EXCERPT PROVIDED:
** Start **

The Loop

Wes Short Jr., 52, excited and relieved to be playing in his first U.S. Open

June 13, 2016

Coming off sectional qualifying, where he became the oldest player to earn a spot into the 116th U.S. Open, Wesley Earl Short Jr. was greeted with a mixture of hearty congratulations and jocular humor at the Constellation Senior Players Championship.

The prize for the 52-year-old Texan is a 7:07 a.m. tee time Thursday at mighty Oakmont Country Club, the toughest course on the Open rotation. Along with U.S. Senior Open champion Jeff Maggert, Short will be representing “us old guys” from the PGA Tour Champions.

“Colin Montgomerie said, ‘Congratulations and condolences,’ ” Short said after last week’s opening round at the Philadelphia Cricket Club. “I thought that was pretty funny.”

“About damn time,” said his 73-year-old father, Wes Sr., alluding to the 34 years that have passed since Short’s first attempt at qualifying for the U.S. Open as an 18-year-old high-school senior in Austin.

Short had to laugh for subjecting himself to the upcoming brutality of Oakmont in his belated debut in the national championship. “I always wanted to play in one, and it just kind of sucks that it’s at 52 years old,” he said.

Last Monday, Short arrived at his Columbus, Ohio, hotel room at 2 a.m. after traveling from Des Moines, Iowa, following a T-17 finish in the Principal Charity Classic. With three hours of sleep, he was on the practice green at Wedgewood Golf and Country Club, looking at the tour players and college stars warming up and wondering, Why’s that guy not in the Open? Why’s that guy not in the Open?

** End **

Box annotation data:
** Start **

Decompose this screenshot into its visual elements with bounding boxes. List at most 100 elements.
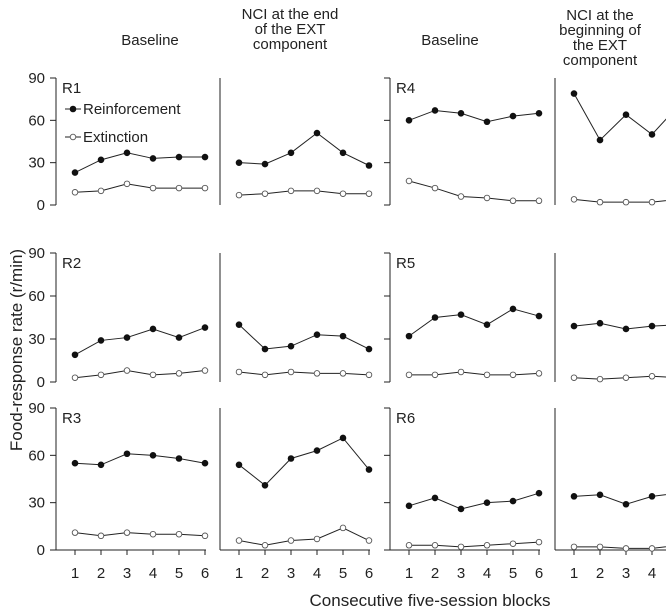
reinforcement-point <box>535 109 543 117</box>
extinction-point <box>201 532 209 540</box>
reinforcement-point <box>235 461 243 469</box>
reinforcement-point <box>535 489 543 497</box>
extinction-point <box>596 543 604 551</box>
panel-r2-nci <box>219 253 373 382</box>
reinforcement-point <box>71 169 79 176</box>
extinction-point <box>71 529 79 536</box>
panel-label: R2 <box>62 255 81 272</box>
extinction-point <box>457 368 465 376</box>
legend-extinction-marker <box>69 133 77 141</box>
extinction-line <box>238 527 370 546</box>
reinforcement-point <box>509 497 517 505</box>
reinforcement-line <box>408 308 540 337</box>
reinforcement-point <box>313 447 321 454</box>
panel-r2-baseline: 0 30 60 90 R2 <box>28 245 209 391</box>
reinforcement-point <box>97 156 105 164</box>
y-axis-title: Food-response rate (r/min) <box>7 249 26 451</box>
y-tick-label: 90 <box>28 400 45 417</box>
reinforcement-point <box>339 149 347 157</box>
extinction-point <box>71 374 79 381</box>
extinction-point <box>457 193 465 200</box>
extinction-point <box>261 371 269 379</box>
reinforcement-point <box>71 459 79 467</box>
panel-r6-baseline: 1 2 3 4 5 6 R6 <box>384 407 543 582</box>
x-axis-title: Consecutive five-session blocks <box>310 591 551 610</box>
reinforcement-line <box>238 324 370 350</box>
extinction-point <box>648 373 656 380</box>
x-tick-label: 2 <box>261 565 269 582</box>
extinction-point <box>648 198 656 206</box>
panel-r3-nci: 1 2 3 4 5 6 <box>219 408 373 582</box>
column-title-line: Baseline <box>121 32 179 49</box>
x-tick-label: 2 <box>431 565 439 582</box>
extinction-point <box>97 371 105 379</box>
extinction-line <box>573 198 666 203</box>
extinction-point <box>313 187 321 195</box>
extinction-point <box>405 177 413 185</box>
extinction-point <box>596 375 604 383</box>
reinforcement-line <box>74 327 206 356</box>
extinction-point <box>509 197 517 205</box>
legend-extinction-label: Extinction <box>83 129 148 146</box>
column-title-line: beginning of <box>559 22 642 39</box>
extinction-line <box>409 541 540 548</box>
reinforcement-point <box>175 334 183 341</box>
reinforcement-point <box>509 112 517 120</box>
extinction-point <box>570 543 578 551</box>
reinforcement-point <box>648 131 656 138</box>
panels-group: 0306090R1ReinforcementExtinctionR4030609… <box>28 70 666 582</box>
reinforcement-point <box>596 319 604 327</box>
extinction-point <box>596 198 604 206</box>
reinforcement-point <box>457 109 465 117</box>
extinction-line <box>74 183 205 193</box>
reinforcement-point <box>570 322 578 330</box>
reinforcement-point <box>596 136 604 144</box>
reinforcement-line <box>573 494 666 505</box>
x-tick-label: 3 <box>287 565 295 582</box>
extinction-point <box>287 537 295 544</box>
reinforcement-point <box>235 159 243 166</box>
column-title-line: component <box>253 36 328 53</box>
x-tick-label: 2 <box>97 565 105 582</box>
y-tick-label: 0 <box>37 542 45 559</box>
reinforcement-point <box>365 162 373 169</box>
x-tick-label: 1 <box>405 565 413 582</box>
extinction-point <box>261 542 269 549</box>
reinforcement-point <box>648 322 656 330</box>
reinforcement-point <box>235 321 243 328</box>
x-tick-label: 4 <box>149 565 157 582</box>
extinction-point <box>123 180 131 188</box>
reinforcement-point <box>97 337 105 344</box>
extinction-point <box>622 198 630 206</box>
extinction-point <box>313 535 321 543</box>
reinforcement-point <box>339 332 347 340</box>
y-tick-label: 30 <box>28 495 45 512</box>
x-tick-label: 1 <box>235 565 243 582</box>
extinction-point <box>483 194 491 202</box>
panel-r1-nci <box>219 78 373 205</box>
extinction-point <box>235 537 243 544</box>
x-tick-label: 4 <box>483 565 491 582</box>
column-title-line: component <box>563 52 638 69</box>
extinction-point <box>175 530 183 538</box>
reinforcement-point <box>123 450 131 458</box>
extinction-point <box>235 191 243 199</box>
reinforcement-point <box>261 160 269 168</box>
extinction-point <box>622 545 630 552</box>
legend: Reinforcement Extinction <box>65 101 181 146</box>
extinction-line <box>574 546 666 549</box>
extinction-line <box>573 375 666 380</box>
x-tick-label: 5 <box>339 565 347 582</box>
reinforcement-point <box>483 499 491 506</box>
extinction-point <box>149 530 157 538</box>
extinction-point <box>431 184 439 192</box>
x-tick-label: 2 <box>596 565 604 582</box>
reinforcement-point <box>457 311 465 318</box>
reinforcement-point <box>431 107 439 114</box>
column-title-line: Baseline <box>421 32 479 49</box>
reinforcement-line <box>408 492 540 510</box>
reinforcement-point <box>313 129 321 137</box>
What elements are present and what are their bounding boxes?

** End **

CHALLENGES:
1. Copy out, line for line, the part of the listing that opens with the line containing "reinforcement-point <box>535 109" and closes with the line containing "extinction-point <box>97 371 105 379</box>", including both of those lines.
2. Can you write the next part of the article on Wes Short Jr. reaching his first U.S. Open at 52, picking up right after its last sentence?

RESPONSES:
1.
reinforcement-point <box>535 109 543 117</box>
extinction-point <box>201 532 209 540</box>
reinforcement-point <box>235 461 243 469</box>
reinforcement-point <box>535 489 543 497</box>
extinction-point <box>596 543 604 551</box>
panel-r2-nci <box>219 253 373 382</box>
reinforcement-point <box>71 169 79 176</box>
extinction-point <box>71 529 79 536</box>
panel-label: R2 <box>62 255 81 272</box>
extinction-point <box>457 368 465 376</box>
legend-extinction-marker <box>69 133 77 141</box>
extinction-line <box>238 527 370 546</box>
reinforcement-point <box>509 497 517 505</box>
reinforcement-line <box>408 308 540 337</box>
reinforcement-point <box>313 447 321 454</box>
panel-r2-baseline: 0 30 60 90 R2 <box>28 245 209 391</box>
reinforcement-point <box>97 156 105 164</box>
y-axis-title: Food-response rate (r/min) <box>7 249 26 451</box>
y-tick-label: 90 <box>28 400 45 417</box>
reinforcement-point <box>339 149 347 157</box>
extinction-point <box>71 374 79 381</box>
extinction-point <box>457 193 465 200</box>
extinction-point <box>261 371 269 379</box>
reinforcement-point <box>71 459 79 467</box>
panel-r6-baseline: 1 2 3 4 5 6 R6 <box>384 407 543 582</box>
x-axis-title: Consecutive five-session blocks <box>310 591 551 610</box>
reinforcement-line <box>238 324 370 350</box>
extinction-point <box>648 373 656 380</box>
x-tick-label: 2 <box>261 565 269 582</box>
extinction-point <box>648 198 656 206</box>
panel-r3-nci: 1 2 3 4 5 6 <box>219 408 373 582</box>
column-title-line: Baseline <box>121 32 179 49</box>
x-tick-label: 2 <box>431 565 439 582</box>
extinction-point <box>97 371 105 379</box>

2.
Chances are no one looked at Short and thought the same thing. But he shot 69-66, two strokes under the number. At Oakmont, he’ll be one of only 23 players in the field of 156 to advance through local and sectional qualifying.

Short’s career in golf has been unorthodox. With a wife and newborn daughter to provide for, Short left the University of Texas after one year in 1983. To make ends meet, he wielded a sledgehammer at his father’s stone quarry for $400 a week, “making big rocks into little rocks so they could be put on a machine and made even smaller.”

After giving lessons at a driving range in Austin, Short progressed from the Hooters Tour to the Nationwide Tour in 1998, then made the PGA Tour as a 40-year-old rookie in 2004. He won once in 93 starts, as a fourth alternate beating Jim Furyk in a playoff at the 2005 Michelin Championship at Las Vegas.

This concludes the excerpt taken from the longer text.